- Task -
Extract the data exactly, missing nothing.
--- START OF Provided data ---
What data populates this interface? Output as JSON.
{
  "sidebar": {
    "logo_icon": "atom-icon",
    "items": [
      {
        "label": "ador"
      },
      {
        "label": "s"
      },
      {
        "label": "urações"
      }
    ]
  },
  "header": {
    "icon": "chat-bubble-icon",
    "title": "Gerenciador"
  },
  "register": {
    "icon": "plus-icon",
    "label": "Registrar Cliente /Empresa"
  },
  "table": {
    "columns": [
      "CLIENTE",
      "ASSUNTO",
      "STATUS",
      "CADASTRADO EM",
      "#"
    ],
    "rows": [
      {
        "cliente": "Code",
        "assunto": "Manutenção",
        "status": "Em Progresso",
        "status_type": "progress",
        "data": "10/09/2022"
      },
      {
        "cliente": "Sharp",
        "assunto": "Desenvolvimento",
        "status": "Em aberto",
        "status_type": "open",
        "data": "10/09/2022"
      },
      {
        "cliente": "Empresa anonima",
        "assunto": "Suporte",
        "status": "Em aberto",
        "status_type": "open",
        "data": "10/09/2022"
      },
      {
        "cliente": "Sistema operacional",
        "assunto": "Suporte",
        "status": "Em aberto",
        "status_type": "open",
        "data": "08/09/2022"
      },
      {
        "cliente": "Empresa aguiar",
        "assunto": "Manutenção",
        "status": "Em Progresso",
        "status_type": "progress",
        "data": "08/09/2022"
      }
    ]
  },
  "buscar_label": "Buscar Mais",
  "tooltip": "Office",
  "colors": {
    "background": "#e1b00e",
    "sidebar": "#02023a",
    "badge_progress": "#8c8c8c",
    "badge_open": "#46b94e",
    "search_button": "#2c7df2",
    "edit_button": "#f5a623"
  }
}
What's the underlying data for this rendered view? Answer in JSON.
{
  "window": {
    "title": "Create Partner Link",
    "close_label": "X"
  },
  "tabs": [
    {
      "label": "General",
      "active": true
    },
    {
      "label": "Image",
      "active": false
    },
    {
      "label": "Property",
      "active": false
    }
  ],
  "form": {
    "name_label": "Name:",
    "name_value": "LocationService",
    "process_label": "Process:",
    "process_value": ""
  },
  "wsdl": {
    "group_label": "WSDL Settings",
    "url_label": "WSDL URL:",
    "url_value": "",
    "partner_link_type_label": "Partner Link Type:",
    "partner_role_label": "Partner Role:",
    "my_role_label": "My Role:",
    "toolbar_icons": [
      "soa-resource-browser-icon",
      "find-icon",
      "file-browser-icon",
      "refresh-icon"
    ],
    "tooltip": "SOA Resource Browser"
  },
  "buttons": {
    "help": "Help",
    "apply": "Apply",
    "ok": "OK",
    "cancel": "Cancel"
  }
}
--- END OF Provided data ---
- Exercise answer -
What data populates this interface? Output as JSON.
{
  "sidebar": {
    "logo_icon": "atom-icon",
    "items": [
      {
        "label": "ador"
      },
      {
        "label": "s"
      },
      {
        "label": "urações"
      }
    ]
  },
  "header": {
    "icon": "chat-bubble-icon",
    "title": "Gerenciador"
  },
  "register": {
    "icon": "plus-icon",
    "label": "Registrar Cliente /Empresa"
  },
  "table": {
    "columns": [
      "CLIENTE",
      "ASSUNTO",
      "STATUS",
      "CADASTRADO EM",
      "#"
    ],
    "rows": [
      {
        "cliente": "Code",
        "assunto": "Manutenção",
        "status": "Em Progresso",
        "status_type": "progress",
        "data": "10/09/2022"
      },
      {
        "cliente": "Sharp",
        "assunto": "Desenvolvimento",
        "status": "Em aberto",
        "status_type": "open",
        "data": "10/09/2022"
      },
      {
        "cliente": "Empresa anonima",
        "assunto": "Suporte",
        "status": "Em aberto",
        "status_type": "open",
        "data": "10/09/2022"
      },
      {
        "cliente": "Sistema operacional",
        "assunto": "Suporte",
        "status": "Em aberto",
        "status_type": "open",
        "data": "08/09/2022"
      },
      {
        "cliente": "Empresa aguiar",
        "assunto": "Manutenção",
        "status": "Em Progresso",
        "status_type": "progress",
        "data": "08/09/2022"
      }
    ]
  },
  "buscar_label": "Buscar Mais",
  "tooltip": "Office",
  "colors": {
    "background": "#e1b00e",
    "sidebar": "#02023a",
    "badge_progress": "#8c8c8c",
    "badge_open": "#46b94e",
    "search_button": "#2c7df2",
    "edit_button": "#f5a623"
  }
}
What's the underlying data for this rendered view? Answer in JSON.
{
  "window": {
    "title": "Create Partner Link",
    "close_label": "X"
  },
  "tabs": [
    {
      "label": "General",
      "active": true
    },
    {
      "label": "Image",
      "active": false
    },
    {
      "label": "Property",
      "active": false
    }
  ],
  "form": {
    "name_label": "Name:",
    "name_value": "LocationService",
    "process_label": "Process:",
    "process_value": ""
  },
  "wsdl": {
    "group_label": "WSDL Settings",
    "url_label": "WSDL URL:",
    "url_value": "",
    "partner_link_type_label": "Partner Link Type:",
    "partner_role_label": "Partner Role:",
    "my_role_label": "My Role:",
    "toolbar_icons": [
      "soa-resource-browser-icon",
      "find-icon",
      "file-browser-icon",
      "refresh-icon"
    ],
    "tooltip": "SOA Resource Browser"
  },
  "buttons": {
    "help": "Help",
    "apply": "Apply",
    "ok": "OK",
    "cancel": "Cancel"
  }
}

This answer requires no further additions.